Of all the lines in these entries, how many contain the string "JSON"? Give only that count.

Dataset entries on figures
==============================

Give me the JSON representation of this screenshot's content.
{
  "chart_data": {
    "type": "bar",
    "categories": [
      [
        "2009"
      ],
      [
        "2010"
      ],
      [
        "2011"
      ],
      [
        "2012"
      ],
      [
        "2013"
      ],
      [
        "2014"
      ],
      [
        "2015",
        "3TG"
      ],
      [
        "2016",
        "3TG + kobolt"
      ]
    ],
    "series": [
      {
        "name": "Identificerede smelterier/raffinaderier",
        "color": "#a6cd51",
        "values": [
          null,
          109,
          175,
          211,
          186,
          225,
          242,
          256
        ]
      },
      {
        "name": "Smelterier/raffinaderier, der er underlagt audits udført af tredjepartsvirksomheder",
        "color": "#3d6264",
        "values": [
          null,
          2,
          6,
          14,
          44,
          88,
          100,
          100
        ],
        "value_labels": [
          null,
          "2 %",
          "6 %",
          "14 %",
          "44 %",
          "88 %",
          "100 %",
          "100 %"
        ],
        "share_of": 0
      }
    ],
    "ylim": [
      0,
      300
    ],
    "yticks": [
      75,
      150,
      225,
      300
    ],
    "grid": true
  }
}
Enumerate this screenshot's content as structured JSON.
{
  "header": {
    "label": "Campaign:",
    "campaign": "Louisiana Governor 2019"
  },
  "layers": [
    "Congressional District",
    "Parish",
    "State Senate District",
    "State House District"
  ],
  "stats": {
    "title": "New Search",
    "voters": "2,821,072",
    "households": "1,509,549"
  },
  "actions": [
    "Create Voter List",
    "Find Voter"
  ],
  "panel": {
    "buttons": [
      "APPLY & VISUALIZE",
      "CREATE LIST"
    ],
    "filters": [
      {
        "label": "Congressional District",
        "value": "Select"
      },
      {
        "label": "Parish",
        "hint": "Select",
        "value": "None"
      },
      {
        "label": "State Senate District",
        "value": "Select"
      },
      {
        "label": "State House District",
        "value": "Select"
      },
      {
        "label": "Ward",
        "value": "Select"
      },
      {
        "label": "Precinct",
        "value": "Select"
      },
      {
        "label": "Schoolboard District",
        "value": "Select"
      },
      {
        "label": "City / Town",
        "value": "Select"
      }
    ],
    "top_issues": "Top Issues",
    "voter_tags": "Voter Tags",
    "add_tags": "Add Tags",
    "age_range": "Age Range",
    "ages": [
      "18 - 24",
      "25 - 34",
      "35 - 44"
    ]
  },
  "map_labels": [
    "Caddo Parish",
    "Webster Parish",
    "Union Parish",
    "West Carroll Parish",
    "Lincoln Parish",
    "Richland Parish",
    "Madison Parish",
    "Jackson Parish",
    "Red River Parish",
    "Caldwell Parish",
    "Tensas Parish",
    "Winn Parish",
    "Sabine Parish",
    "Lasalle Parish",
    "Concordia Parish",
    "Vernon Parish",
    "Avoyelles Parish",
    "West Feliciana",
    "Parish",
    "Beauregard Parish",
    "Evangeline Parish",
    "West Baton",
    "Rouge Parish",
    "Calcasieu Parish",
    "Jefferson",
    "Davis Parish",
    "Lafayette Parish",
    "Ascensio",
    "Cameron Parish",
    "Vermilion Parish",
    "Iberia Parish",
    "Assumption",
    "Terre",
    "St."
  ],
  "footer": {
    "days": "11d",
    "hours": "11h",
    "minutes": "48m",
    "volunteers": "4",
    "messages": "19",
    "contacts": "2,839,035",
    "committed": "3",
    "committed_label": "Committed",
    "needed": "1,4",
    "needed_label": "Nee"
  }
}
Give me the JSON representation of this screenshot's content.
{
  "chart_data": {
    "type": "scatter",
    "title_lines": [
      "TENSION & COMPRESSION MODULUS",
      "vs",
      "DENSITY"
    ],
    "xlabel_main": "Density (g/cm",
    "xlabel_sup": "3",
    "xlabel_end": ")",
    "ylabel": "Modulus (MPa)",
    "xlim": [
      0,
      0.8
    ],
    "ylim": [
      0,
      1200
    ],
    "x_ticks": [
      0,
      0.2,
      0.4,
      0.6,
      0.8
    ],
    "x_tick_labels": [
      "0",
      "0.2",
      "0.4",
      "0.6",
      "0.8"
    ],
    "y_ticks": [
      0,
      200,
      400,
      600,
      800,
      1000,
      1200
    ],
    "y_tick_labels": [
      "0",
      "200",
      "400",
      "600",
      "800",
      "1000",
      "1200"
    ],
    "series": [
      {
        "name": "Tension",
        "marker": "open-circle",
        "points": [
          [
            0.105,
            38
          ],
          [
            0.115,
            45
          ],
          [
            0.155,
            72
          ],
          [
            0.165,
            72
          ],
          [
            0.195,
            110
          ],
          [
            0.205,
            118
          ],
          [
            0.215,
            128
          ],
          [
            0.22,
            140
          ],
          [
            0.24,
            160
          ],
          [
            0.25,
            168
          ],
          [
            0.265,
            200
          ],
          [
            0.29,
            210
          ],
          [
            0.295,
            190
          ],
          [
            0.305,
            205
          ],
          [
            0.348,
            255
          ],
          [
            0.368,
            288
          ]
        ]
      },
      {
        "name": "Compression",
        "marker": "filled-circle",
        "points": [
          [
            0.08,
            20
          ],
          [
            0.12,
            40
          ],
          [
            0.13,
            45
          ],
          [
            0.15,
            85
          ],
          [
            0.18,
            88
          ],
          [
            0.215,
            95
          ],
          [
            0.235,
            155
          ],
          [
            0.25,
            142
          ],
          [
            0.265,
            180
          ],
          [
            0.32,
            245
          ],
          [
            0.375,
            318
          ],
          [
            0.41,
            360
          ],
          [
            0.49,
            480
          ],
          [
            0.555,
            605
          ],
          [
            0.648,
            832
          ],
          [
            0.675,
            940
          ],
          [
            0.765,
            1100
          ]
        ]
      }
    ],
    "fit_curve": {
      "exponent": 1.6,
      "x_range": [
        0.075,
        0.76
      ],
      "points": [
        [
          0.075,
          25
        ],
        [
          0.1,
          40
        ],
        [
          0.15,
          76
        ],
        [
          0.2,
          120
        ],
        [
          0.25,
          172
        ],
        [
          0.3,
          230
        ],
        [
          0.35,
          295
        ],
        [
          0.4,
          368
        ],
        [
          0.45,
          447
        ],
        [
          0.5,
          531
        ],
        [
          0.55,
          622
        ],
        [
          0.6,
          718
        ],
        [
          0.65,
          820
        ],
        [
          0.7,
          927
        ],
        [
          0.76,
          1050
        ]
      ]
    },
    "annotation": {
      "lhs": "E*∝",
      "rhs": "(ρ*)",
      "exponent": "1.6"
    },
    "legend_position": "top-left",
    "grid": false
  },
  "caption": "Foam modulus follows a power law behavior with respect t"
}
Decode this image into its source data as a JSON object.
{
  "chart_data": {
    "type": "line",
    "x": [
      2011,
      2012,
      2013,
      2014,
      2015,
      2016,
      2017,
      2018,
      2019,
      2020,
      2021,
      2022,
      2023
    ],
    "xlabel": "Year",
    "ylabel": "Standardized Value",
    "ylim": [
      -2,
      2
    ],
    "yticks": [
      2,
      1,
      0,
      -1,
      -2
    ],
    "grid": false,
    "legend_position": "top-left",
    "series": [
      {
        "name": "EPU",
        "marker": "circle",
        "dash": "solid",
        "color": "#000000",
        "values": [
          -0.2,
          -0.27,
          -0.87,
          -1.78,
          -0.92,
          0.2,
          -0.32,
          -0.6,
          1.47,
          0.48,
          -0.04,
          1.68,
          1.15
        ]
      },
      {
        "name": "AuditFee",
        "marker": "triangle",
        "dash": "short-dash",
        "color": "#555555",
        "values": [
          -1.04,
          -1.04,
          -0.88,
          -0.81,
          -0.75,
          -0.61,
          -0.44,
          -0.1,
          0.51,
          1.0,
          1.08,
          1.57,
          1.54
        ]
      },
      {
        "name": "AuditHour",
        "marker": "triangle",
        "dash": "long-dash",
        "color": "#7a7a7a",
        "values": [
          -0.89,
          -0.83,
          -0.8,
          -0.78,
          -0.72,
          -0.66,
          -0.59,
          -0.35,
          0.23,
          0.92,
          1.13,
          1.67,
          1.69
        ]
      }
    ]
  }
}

==============================

- _Result of the exercise_
4